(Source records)
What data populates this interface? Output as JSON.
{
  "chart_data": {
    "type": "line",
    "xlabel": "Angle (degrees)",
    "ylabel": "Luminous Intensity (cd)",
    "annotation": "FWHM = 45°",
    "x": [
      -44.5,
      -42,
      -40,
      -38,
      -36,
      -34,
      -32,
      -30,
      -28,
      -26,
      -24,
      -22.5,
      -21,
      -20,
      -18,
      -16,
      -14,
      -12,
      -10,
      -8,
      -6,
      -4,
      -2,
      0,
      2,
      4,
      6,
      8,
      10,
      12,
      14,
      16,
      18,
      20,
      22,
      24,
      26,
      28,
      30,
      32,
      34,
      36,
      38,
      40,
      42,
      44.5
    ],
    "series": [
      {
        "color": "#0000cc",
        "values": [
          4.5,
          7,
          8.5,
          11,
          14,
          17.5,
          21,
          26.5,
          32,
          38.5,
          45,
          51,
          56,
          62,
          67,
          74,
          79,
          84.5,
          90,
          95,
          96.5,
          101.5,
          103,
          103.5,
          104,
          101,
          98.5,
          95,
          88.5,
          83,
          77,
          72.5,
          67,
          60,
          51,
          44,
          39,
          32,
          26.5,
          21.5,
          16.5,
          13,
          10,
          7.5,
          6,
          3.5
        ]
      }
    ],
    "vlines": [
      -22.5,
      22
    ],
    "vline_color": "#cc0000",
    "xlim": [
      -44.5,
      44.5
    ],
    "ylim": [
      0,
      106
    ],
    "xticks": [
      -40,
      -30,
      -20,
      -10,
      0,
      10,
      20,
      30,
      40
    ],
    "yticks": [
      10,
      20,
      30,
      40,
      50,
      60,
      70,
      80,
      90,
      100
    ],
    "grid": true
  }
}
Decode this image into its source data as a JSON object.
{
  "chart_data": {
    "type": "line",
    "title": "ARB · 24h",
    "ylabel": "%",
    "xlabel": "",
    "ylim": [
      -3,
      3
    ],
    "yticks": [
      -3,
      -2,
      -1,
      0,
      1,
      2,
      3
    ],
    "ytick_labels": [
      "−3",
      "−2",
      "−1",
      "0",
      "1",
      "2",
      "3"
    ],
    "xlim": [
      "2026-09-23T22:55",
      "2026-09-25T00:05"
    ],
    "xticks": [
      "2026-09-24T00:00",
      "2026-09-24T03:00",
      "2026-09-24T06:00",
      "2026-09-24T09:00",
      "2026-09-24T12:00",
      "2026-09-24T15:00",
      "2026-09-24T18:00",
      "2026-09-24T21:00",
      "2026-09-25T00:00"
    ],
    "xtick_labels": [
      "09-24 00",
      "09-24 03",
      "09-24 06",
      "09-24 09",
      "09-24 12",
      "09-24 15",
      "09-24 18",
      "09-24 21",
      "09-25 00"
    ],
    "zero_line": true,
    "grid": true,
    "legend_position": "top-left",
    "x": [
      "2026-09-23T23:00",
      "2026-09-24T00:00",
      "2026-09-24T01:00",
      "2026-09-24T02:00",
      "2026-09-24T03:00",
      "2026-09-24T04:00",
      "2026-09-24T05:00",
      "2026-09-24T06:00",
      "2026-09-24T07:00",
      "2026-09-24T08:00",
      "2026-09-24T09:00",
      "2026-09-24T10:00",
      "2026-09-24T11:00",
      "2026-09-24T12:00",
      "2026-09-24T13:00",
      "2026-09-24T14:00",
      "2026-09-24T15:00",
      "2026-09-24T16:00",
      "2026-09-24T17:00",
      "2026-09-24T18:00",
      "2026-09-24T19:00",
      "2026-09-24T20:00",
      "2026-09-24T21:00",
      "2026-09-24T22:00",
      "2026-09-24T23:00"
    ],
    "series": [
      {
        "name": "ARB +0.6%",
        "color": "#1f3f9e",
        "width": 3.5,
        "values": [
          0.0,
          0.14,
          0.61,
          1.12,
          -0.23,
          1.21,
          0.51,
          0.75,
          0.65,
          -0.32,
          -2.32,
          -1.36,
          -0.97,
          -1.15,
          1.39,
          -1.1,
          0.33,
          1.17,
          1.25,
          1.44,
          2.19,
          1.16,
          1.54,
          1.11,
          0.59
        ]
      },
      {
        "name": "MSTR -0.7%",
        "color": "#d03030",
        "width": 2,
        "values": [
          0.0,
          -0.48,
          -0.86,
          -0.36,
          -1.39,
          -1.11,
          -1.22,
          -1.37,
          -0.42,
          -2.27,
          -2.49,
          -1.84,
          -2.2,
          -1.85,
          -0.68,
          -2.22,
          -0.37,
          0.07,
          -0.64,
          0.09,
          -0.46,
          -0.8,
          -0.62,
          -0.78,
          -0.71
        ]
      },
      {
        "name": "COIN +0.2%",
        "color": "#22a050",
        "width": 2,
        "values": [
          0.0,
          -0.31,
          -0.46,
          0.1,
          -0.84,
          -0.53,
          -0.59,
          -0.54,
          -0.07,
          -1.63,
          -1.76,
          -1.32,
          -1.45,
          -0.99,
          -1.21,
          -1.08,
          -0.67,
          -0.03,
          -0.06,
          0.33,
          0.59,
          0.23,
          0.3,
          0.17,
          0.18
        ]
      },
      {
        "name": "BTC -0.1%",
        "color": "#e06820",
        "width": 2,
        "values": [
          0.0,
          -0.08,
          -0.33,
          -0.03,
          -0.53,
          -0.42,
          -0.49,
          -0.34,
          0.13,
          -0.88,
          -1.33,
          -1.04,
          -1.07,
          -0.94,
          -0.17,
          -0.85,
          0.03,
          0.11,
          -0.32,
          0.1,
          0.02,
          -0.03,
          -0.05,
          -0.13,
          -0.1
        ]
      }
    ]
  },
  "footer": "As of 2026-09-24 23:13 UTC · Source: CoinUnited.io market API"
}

> GIVEN REQUEST: Repeat the entries exactly, all of them.

> WRITTEN REPLY:
What data populates this interface? Output as JSON.
{
  "chart_data": {
    "type": "line",
    "xlabel": "Angle (degrees)",
    "ylabel": "Luminous Intensity (cd)",
    "annotation": "FWHM = 45°",
    "x": [
      -44.5,
      -42,
      -40,
      -38,
      -36,
      -34,
      -32,
      -30,
      -28,
      -26,
      -24,
      -22.5,
      -21,
      -20,
      -18,
      -16,
      -14,
      -12,
      -10,
      -8,
      -6,
      -4,
      -2,
      0,
      2,
      4,
      6,
      8,
      10,
      12,
      14,
      16,
      18,
      20,
      22,
      24,
      26,
      28,
      30,
      32,
      34,
      36,
      38,
      40,
      42,
      44.5
    ],
    "series": [
      {
        "color": "#0000cc",
        "values": [
          4.5,
          7,
          8.5,
          11,
          14,
          17.5,
          21,
          26.5,
          32,
          38.5,
          45,
          51,
          56,
          62,
          67,
          74,
          79,
          84.5,
          90,
          95,
          96.5,
          101.5,
          103,
          103.5,
          104,
          101,
          98.5,
          95,
          88.5,
          83,
          77,
          72.5,
          67,
          60,
          51,
          44,
          39,
          32,
          26.5,
          21.5,
          16.5,
          13,
          10,
          7.5,
          6,
          3.5
        ]
      }
    ],
    "vlines": [
      -22.5,
      22
    ],
    "vline_color": "#cc0000",
    "xlim": [
      -44.5,
      44.5
    ],
    "ylim": [
      0,
      106
    ],
    "xticks": [
      -40,
      -30,
      -20,
      -10,
      0,
      10,
      20,
      30,
      40
    ],
    "yticks": [
      10,
      20,
      30,
      40,
      50,
      60,
      70,
      80,
      90,
      100
    ],
    "grid": true
  }
}
Decode this image into its source data as a JSON object.
{
  "chart_data": {
    "type": "line",
    "title": "ARB · 24h",
    "ylabel": "%",
    "xlabel": "",
    "ylim": [
      -3,
      3
    ],
    "yticks": [
      -3,
      -2,
      -1,
      0,
      1,
      2,
      3
    ],
    "ytick_labels": [
      "−3",
      "−2",
      "−1",
      "0",
      "1",
      "2",
      "3"
    ],
    "xlim": [
      "2026-09-23T22:55",
      "2026-09-25T00:05"
    ],
    "xticks": [
      "2026-09-24T00:00",
      "2026-09-24T03:00",
      "2026-09-24T06:00",
      "2026-09-24T09:00",
      "2026-09-24T12:00",
      "2026-09-24T15:00",
      "2026-09-24T18:00",
      "2026-09-24T21:00",
      "2026-09-25T00:00"
    ],
    "xtick_labels": [
      "09-24 00",
      "09-24 03",
      "09-24 06",
      "09-24 09",
      "09-24 12",
      "09-24 15",
      "09-24 18",
      "09-24 21",
      "09-25 00"
    ],
    "zero_line": true,
    "grid": true,
    "legend_position": "top-left",
    "x": [
      "2026-09-23T23:00",
      "2026-09-24T00:00",
      "2026-09-24T01:00",
      "2026-09-24T02:00",
      "2026-09-24T03:00",
      "2026-09-24T04:00",
      "2026-09-24T05:00",
      "2026-09-24T06:00",
      "2026-09-24T07:00",
      "2026-09-24T08:00",
      "2026-09-24T09:00",
      "2026-09-24T10:00",
      "2026-09-24T11:00",
      "2026-09-24T12:00",
      "2026-09-24T13:00",
      "2026-09-24T14:00",
      "2026-09-24T15:00",
      "2026-09-24T16:00",
      "2026-09-24T17:00",
      "2026-09-24T18:00",
      "2026-09-24T19:00",
      "2026-09-24T20:00",
      "2026-09-24T21:00",
      "2026-09-24T22:00",
      "2026-09-24T23:00"
    ],
    "series": [
      {
        "name": "ARB +0.6%",
        "color": "#1f3f9e",
        "width": 3.5,
        "values": [
          0.0,
          0.14,
          0.61,
          1.12,
          -0.23,
          1.21,
          0.51,
          0.75,
          0.65,
          -0.32,
          -2.32,
          -1.36,
          -0.97,
          -1.15,
          1.39,
          -1.1,
          0.33,
          1.17,
          1.25,
          1.44,
          2.19,
          1.16,
          1.54,
          1.11,
          0.59
        ]
      },
      {
        "name": "MSTR -0.7%",
        "color": "#d03030",
        "width": 2,
        "values": [
          0.0,
          -0.48,
          -0.86,
          -0.36,
          -1.39,
          -1.11,
          -1.22,
          -1.37,
          -0.42,
          -2.27,
          -2.49,
          -1.84,
          -2.2,
          -1.85,
          -0.68,
          -2.22,
          -0.37,
          0.07,
          -0.64,
          0.09,
          -0.46,
          -0.8,
          -0.62,
          -0.78,
          -0.71
        ]
      },
      {
        "name": "COIN +0.2%",
        "color": "#22a050",
        "width": 2,
        "values": [
          0.0,
          -0.31,
          -0.46,
          0.1,
          -0.84,
          -0.53,
          -0.59,
          -0.54,
          -0.07,
          -1.63,
          -1.76,
          -1.32,
          -1.45,
          -0.99,
          -1.21,
          -1.08,
          -0.67,
          -0.03,
          -0.06,
          0.33,
          0.59,
          0.23,
          0.3,
          0.17,
          0.18
        ]
      },
      {
        "name": "BTC -0.1%",
        "color": "#e06820",
        "width": 2,
        "values": [
          0.0,
          -0.08,
          -0.33,
          -0.03,
          -0.53,
          -0.42,
          -0.49,
          -0.34,
          0.13,
          -0.88,
          -1.33,
          -1.04,
          -1.07,
          -0.94,
          -0.17,
          -0.85,
          0.03,
          0.11,
          -0.32,
          0.1,
          0.02,
          -0.03,
          -0.05,
          -0.13,
          -0.1
        ]
      }
    ]
  },
  "footer": "As of 2026-09-24 23:13 UTC · Source: CoinUnited.io market API"
}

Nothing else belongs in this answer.